— begin SOURCE EXCERPT —
- Conference: Yankee Conference
- Mid-Atlantic Division
- Record: 6–5 (4–5 Yankee)
- Head coach: Rip Scherer (3rd season);
- Home stadium: Bridgeforth Stadium

= 1993 James Madison Dukes football team =

American college football season

The 1993 James Madison Dukes football team was an American football team that represented James Madison University during the 1993 NCAA Division I-AA football season as a member of the Yankee Conference. In their third year under head coach Rip Scherer, the team compiled a 6–5 record.
— end SOURCE EXCERPT —
▶ **EXERCISE 1**
Using the passage on the 1993 James Madison Dukes football team, state whether each statement agrees with it: (a) The team played its home games at Bridgeforth Stadium. (b) Rip Scherer was in his first season as head coach. (c) The team finished with a winning record in Yankee Conference games.
— begin MATERIAL SUPPLIED —
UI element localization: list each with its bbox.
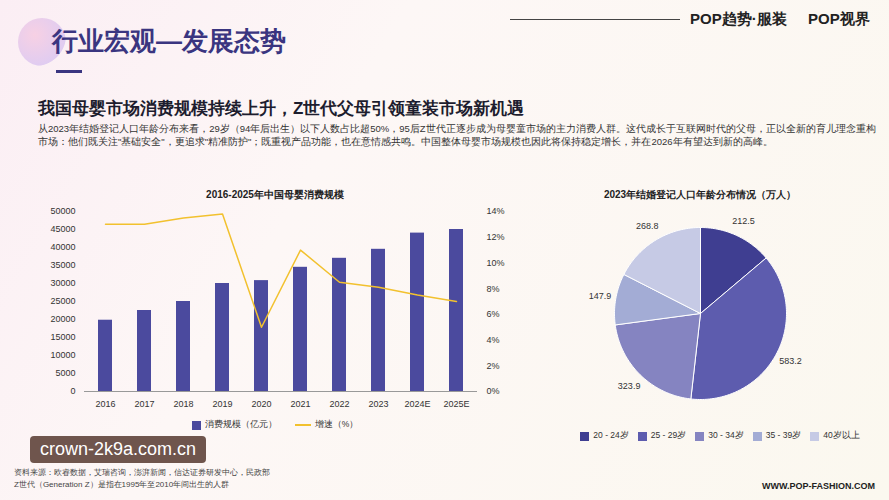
- html-text:消费规模（亿元）: 消费规模（亿元）: [204, 419, 277, 429]
- html-text:我国母婴市场消费规模持续上升，Z世代父母引领童装市场新机遇: 我国母婴市场消费规模持续上升，Z世代父母引领童装市场新机遇: [38, 99, 525, 118]
- html-text:20 - 24岁: 20 - 24岁: [593, 430, 629, 440]
- svg-text:10%: 10%: [487, 258, 505, 268]
- svg-text:2022: 2022: [329, 399, 349, 409]
- svg-text:0: 0: [70, 386, 75, 396]
- html-text:WWW.POP-FASHION.COM: WWW.POP-FASHION.COM: [762, 481, 875, 491]
- svg-text:6%: 6%: [487, 309, 500, 319]
- svg-text:10000: 10000: [50, 350, 75, 360]
- svg-text:147.9: 147.9: [589, 291, 612, 301]
- html-text:25 - 29岁: 25 - 29岁: [650, 430, 687, 440]
- svg-text:25000: 25000: [50, 296, 75, 306]
- svg-text:2024E: 2024E: [404, 399, 430, 409]
- svg-text:2016: 2016: [95, 399, 115, 409]
- svg-text:8%: 8%: [487, 284, 500, 294]
- svg-text:12%: 12%: [487, 232, 505, 242]
- svg-text:30000: 30000: [50, 278, 75, 288]
- svg-text:2021: 2021: [290, 399, 310, 409]
- html-text:2023年结婚登记人口年龄分布情况（万人）: 2023年结婚登记人口年龄分布情况（万人）: [603, 189, 797, 200]
- svg-text:20000: 20000: [50, 314, 75, 324]
- html-text:POP视界: POP视界: [808, 10, 870, 27]
- html-text:POP趋势·服装: POP趋势·服装: [690, 10, 787, 27]
- svg-text:5000: 5000: [55, 368, 75, 378]
- svg-text:50000: 50000: [50, 206, 75, 216]
- svg-text:4%: 4%: [487, 335, 500, 345]
- svg-text:212.5: 212.5: [732, 216, 755, 226]
- svg-text:2017: 2017: [134, 399, 154, 409]
- svg-text:2020: 2020: [251, 399, 271, 409]
- svg-text:323.9: 323.9: [618, 381, 641, 391]
- html-text:40岁以上: 40岁以上: [823, 430, 860, 440]
- html-text:资料来源：欧睿数据，艾瑞咨询，澎湃新闻，信达证券研发中心，民: 资料来源：欧睿数据，艾瑞咨询，澎湃新闻，信达证券研发中心，民政部: [14, 468, 270, 477]
- svg-text:15000: 15000: [50, 332, 75, 342]
- svg-text:2019: 2019: [212, 399, 232, 409]
- svg-text:40000: 40000: [50, 242, 75, 252]
- svg-text:45000: 45000: [50, 224, 75, 234]
- svg-text:0%: 0%: [487, 386, 500, 396]
- html-text:30 - 34岁: 30 - 34岁: [708, 430, 744, 440]
- svg-text:2018: 2018: [173, 399, 193, 409]
- html-text:crown-2k9a.com.cn: crown-2k9a.com.cn: [40, 439, 197, 459]
- html-text:增速（%）: 增速（%）: [314, 419, 359, 429]
- svg-text:2%: 2%: [487, 361, 500, 371]
- svg-text:2023: 2023: [368, 399, 388, 409]
- svg-text:35000: 35000: [50, 260, 75, 270]
- html-text:Z世代（Generation Z）是指在1995年至2010: Z世代（Generation Z）是指在1995年至2010年间出生的人群: [14, 480, 230, 489]
- html-text:从2023年结婚登记人口年龄分布来看，29岁（94年后出生）: 从2023年结婚登记人口年龄分布来看，29岁（94年后出生）以下人数占比超50%…: [38, 123, 876, 147]
- svg-text:268.8: 268.8: [636, 221, 659, 231]
- svg-text:2025E: 2025E: [443, 399, 469, 409]
- svg-text:583.2: 583.2: [779, 356, 802, 366]
- html-text:2016-2025年中国母婴消费规模: 2016-2025年中国母婴消费规模: [206, 189, 344, 200]
- svg-text:14%: 14%: [487, 206, 505, 216]
- html-text:行业宏观—发展态势: 行业宏观—发展态势: [52, 26, 286, 56]
- html-text:35 - 39岁: 35 - 39岁: [765, 430, 802, 440]
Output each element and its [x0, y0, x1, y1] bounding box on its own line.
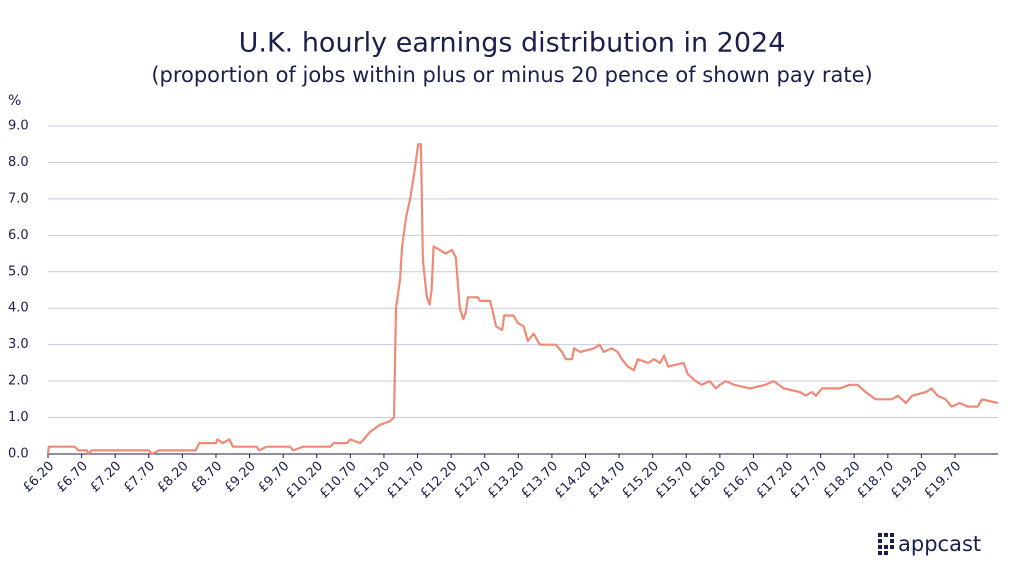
x-tick-label: £11.20 — [350, 459, 393, 502]
x-tick-label: £14.20 — [552, 459, 595, 502]
x-tick-label: £17.70 — [787, 459, 830, 502]
x-tick-label: £16.70 — [720, 459, 763, 502]
y-tick-label: 5.0 — [8, 264, 29, 279]
x-tick-label: £12.20 — [418, 459, 461, 502]
y-tick-label: 6.0 — [8, 228, 29, 243]
x-tick-label: £12.70 — [451, 459, 494, 502]
brand-name: appcast — [898, 532, 981, 556]
y-tick-label: 8.0 — [8, 155, 29, 170]
x-tick-label: £9.20 — [222, 459, 259, 496]
y-tick-label: 0.0 — [8, 447, 29, 462]
x-tick-label: £19.70 — [922, 459, 965, 502]
chart-title: U.K. hourly earnings distribution in 202… — [239, 28, 786, 59]
x-tick-label: £7.70 — [121, 459, 158, 496]
x-tick-label: £8.20 — [155, 459, 192, 496]
x-tick-label: £11.70 — [384, 459, 427, 502]
x-tick-label: £16.20 — [686, 459, 729, 502]
x-tick-label: £14.70 — [586, 459, 629, 502]
x-tick-label: £15.70 — [653, 459, 696, 502]
y-tick-label: 1.0 — [8, 410, 29, 425]
x-tick-label: £6.20 — [20, 459, 57, 496]
x-tick-label: £18.70 — [854, 459, 897, 502]
y-tick-label: 9.0 — [8, 119, 29, 134]
y-tick-label: 2.0 — [8, 374, 29, 389]
y-tick-label: 4.0 — [8, 301, 29, 316]
x-tick-label: £7.20 — [88, 459, 125, 496]
x-tick-label: £13.20 — [485, 459, 528, 502]
data-line — [46, 143, 999, 456]
y-tick-label: 3.0 — [8, 337, 29, 352]
x-tick-label: £17.20 — [754, 459, 797, 502]
x-tick-label: £6.70 — [54, 459, 91, 496]
x-tick-label: £19.20 — [888, 459, 931, 502]
x-tick-label: £15.20 — [619, 459, 662, 502]
x-tick-label: £18.20 — [821, 459, 864, 502]
brand-logo: appcast — [878, 532, 981, 556]
x-tick-label: £10.20 — [283, 459, 326, 502]
chart-subtitle: (proportion of jobs within plus or minus… — [151, 63, 872, 87]
x-tick-label: £13.70 — [518, 459, 561, 502]
y-tick-label: 7.0 — [8, 191, 29, 206]
y-axis-label: % — [8, 93, 21, 109]
x-tick-label: £8.70 — [188, 459, 225, 496]
x-tick-label: £10.70 — [317, 459, 360, 502]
— end MATERIAL SUPPLIED —
▶ **EXERCISE 2**
From the rows above, duplicate the part that opens with the line containing "x-tick-label: £11.20 — [350, 459, 393, 502]" and closes with the line containing "x-tick-label: £10.20 — [283, 459, 326, 502]", including both of those lines.

▶ **EXERCISE ANSWER 1**
(a) Yes: "Home stadium: Bridgeforth Stadium"
(b) No: "In their third year under head coach Rip Scherer"
(c) No: "Record: 6–5 (4–5 Yankee)"

▶ **EXERCISE ANSWER 2**
x-tick-label: £11.20 — [350, 459, 393, 502]
x-tick-label: £14.20 — [552, 459, 595, 502]
x-tick-label: £17.70 — [787, 459, 830, 502]
x-tick-label: £16.70 — [720, 459, 763, 502]
y-tick-label: 5.0 — [8, 264, 29, 279]
x-tick-label: £12.20 — [418, 459, 461, 502]
y-tick-label: 6.0 — [8, 228, 29, 243]
x-tick-label: £12.70 — [451, 459, 494, 502]
brand-name: appcast — [898, 532, 981, 556]
y-tick-label: 8.0 — [8, 155, 29, 170]
x-tick-label: £9.20 — [222, 459, 259, 496]
y-tick-label: 0.0 — [8, 447, 29, 462]
x-tick-label: £19.70 — [922, 459, 965, 502]
chart-title: U.K. hourly earnings distribution in 202… — [239, 28, 786, 59]
x-tick-label: £7.70 — [121, 459, 158, 496]
x-tick-label: £8.20 — [155, 459, 192, 496]
x-tick-label: £11.70 — [384, 459, 427, 502]
x-tick-label: £16.20 — [686, 459, 729, 502]
x-tick-label: £14.70 — [586, 459, 629, 502]
x-tick-label: £15.70 — [653, 459, 696, 502]
y-tick-label: 1.0 — [8, 410, 29, 425]
x-tick-label: £6.20 — [20, 459, 57, 496]
x-tick-label: £18.70 — [854, 459, 897, 502]
y-tick-label: 9.0 — [8, 119, 29, 134]
y-tick-label: 2.0 — [8, 374, 29, 389]
y-tick-label: 4.0 — [8, 301, 29, 316]
x-tick-label: £7.20 — [88, 459, 125, 496]
x-tick-label: £13.20 — [485, 459, 528, 502]
data-line — [46, 143, 999, 456]
y-tick-label: 3.0 — [8, 337, 29, 352]
x-tick-label: £17.20 — [754, 459, 797, 502]
x-tick-label: £6.70 — [54, 459, 91, 496]
x-tick-label: £19.20 — [888, 459, 931, 502]
x-tick-label: £15.20 — [619, 459, 662, 502]
x-tick-label: £18.20 — [821, 459, 864, 502]
brand-logo: appcast — [878, 532, 981, 556]
x-tick-label: £10.20 — [283, 459, 326, 502]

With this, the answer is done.